# Exercise instructions
Within the records below, find each line that holds the string "assurance", then copy it.

# Given data
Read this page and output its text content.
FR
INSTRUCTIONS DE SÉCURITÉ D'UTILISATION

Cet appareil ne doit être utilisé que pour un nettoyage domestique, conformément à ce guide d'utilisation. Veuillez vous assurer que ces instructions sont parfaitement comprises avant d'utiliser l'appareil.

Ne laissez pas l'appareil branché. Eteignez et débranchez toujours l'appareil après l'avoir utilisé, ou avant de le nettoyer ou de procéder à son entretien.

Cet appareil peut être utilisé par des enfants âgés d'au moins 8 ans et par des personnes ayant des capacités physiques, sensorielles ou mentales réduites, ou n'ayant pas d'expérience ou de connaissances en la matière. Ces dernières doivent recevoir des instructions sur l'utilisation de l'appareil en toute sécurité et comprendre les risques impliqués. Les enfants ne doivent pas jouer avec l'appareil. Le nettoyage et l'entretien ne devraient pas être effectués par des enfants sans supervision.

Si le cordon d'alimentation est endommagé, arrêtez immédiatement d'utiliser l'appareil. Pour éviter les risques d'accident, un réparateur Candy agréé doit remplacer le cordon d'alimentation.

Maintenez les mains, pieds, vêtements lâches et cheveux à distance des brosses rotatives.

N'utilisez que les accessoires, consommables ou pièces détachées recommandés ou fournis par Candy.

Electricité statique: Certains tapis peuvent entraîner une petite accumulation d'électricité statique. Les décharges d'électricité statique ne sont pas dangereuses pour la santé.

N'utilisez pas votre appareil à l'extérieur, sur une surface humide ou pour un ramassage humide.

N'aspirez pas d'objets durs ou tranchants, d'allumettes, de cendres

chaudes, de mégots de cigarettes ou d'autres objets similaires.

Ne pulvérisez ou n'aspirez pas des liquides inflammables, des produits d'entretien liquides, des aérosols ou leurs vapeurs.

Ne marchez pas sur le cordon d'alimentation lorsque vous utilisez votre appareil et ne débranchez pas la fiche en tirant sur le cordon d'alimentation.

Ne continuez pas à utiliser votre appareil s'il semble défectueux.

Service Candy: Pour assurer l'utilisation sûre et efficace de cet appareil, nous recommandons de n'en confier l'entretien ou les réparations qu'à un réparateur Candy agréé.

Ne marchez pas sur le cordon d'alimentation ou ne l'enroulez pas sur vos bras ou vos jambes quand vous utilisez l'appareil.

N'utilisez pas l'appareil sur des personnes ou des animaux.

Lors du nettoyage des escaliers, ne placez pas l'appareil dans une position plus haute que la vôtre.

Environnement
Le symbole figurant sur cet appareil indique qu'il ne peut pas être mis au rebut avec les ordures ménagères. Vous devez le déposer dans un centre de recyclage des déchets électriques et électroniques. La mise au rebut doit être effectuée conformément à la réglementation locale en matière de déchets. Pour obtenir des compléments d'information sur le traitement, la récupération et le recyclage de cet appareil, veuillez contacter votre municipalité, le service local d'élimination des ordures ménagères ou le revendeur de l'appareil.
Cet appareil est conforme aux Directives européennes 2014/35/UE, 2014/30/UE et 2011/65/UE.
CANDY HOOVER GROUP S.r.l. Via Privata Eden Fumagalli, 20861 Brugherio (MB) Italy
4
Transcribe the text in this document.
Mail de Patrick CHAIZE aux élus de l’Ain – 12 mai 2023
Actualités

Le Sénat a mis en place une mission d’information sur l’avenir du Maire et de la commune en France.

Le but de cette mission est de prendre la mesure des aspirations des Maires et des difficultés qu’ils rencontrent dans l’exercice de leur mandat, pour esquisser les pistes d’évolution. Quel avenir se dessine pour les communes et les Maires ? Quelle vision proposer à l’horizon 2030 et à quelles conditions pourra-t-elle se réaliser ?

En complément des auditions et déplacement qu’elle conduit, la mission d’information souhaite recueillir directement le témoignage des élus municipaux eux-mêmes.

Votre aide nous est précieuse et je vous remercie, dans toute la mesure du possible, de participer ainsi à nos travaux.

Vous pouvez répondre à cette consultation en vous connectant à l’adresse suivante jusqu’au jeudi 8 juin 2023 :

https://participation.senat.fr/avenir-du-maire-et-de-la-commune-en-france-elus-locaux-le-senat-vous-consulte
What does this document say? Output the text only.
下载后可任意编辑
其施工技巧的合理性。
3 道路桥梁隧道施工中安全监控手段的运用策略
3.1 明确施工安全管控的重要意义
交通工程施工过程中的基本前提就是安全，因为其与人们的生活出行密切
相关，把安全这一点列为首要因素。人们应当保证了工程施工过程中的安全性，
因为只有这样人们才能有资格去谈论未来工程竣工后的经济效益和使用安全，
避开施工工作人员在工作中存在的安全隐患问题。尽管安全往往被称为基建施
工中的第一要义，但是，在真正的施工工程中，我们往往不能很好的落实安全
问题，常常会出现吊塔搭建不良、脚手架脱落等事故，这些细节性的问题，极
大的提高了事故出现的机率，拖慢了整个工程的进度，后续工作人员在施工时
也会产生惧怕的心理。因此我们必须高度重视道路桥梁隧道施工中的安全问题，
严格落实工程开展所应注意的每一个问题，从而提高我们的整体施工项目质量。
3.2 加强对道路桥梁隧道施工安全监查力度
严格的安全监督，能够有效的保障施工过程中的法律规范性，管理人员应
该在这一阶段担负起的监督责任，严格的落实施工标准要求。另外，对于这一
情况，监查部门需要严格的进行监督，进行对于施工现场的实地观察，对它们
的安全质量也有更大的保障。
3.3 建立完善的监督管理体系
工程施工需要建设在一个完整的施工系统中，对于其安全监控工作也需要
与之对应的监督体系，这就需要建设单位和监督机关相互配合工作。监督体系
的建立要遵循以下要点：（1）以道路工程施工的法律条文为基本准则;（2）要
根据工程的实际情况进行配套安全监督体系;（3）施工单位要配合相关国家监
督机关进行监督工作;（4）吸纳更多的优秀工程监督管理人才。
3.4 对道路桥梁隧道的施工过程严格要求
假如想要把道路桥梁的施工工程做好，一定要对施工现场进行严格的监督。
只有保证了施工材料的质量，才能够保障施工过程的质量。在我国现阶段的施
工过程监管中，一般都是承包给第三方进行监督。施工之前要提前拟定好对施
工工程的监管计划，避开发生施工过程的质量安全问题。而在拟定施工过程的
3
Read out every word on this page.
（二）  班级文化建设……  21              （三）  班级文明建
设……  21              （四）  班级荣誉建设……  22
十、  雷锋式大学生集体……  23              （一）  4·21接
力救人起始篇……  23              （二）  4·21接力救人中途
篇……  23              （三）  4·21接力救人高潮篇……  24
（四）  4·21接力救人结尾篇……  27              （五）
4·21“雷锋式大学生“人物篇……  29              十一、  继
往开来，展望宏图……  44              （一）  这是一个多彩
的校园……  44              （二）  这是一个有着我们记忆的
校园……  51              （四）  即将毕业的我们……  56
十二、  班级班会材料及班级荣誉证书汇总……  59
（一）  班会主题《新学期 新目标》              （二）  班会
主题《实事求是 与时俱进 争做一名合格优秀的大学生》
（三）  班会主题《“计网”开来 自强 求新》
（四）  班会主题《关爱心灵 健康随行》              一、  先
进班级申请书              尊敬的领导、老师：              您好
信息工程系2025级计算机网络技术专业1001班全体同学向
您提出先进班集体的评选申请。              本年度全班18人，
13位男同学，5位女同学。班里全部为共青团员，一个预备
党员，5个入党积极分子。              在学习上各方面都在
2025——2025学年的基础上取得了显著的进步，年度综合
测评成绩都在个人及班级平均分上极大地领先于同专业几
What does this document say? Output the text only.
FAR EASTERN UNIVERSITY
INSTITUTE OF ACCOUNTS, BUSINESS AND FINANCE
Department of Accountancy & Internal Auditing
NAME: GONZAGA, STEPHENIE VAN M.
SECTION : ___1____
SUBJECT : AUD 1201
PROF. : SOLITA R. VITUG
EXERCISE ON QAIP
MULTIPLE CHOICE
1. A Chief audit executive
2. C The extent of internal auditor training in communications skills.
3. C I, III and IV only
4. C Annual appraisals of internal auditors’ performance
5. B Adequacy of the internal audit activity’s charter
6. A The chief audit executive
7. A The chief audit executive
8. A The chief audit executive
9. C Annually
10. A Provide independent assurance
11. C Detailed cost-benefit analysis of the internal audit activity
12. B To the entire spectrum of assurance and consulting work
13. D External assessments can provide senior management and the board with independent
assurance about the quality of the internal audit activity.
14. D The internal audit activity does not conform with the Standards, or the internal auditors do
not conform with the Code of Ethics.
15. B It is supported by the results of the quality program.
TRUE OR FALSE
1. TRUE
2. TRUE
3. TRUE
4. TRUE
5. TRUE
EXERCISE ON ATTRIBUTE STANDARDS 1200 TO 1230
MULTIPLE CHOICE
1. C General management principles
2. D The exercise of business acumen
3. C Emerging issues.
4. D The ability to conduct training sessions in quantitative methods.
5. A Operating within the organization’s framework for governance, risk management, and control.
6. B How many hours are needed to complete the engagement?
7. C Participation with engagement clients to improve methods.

# Worked solution
10. A Provide independent assurance
12. B To the entire spectrum of assurance and consulting work
assurance about the quality of the internal audit activity.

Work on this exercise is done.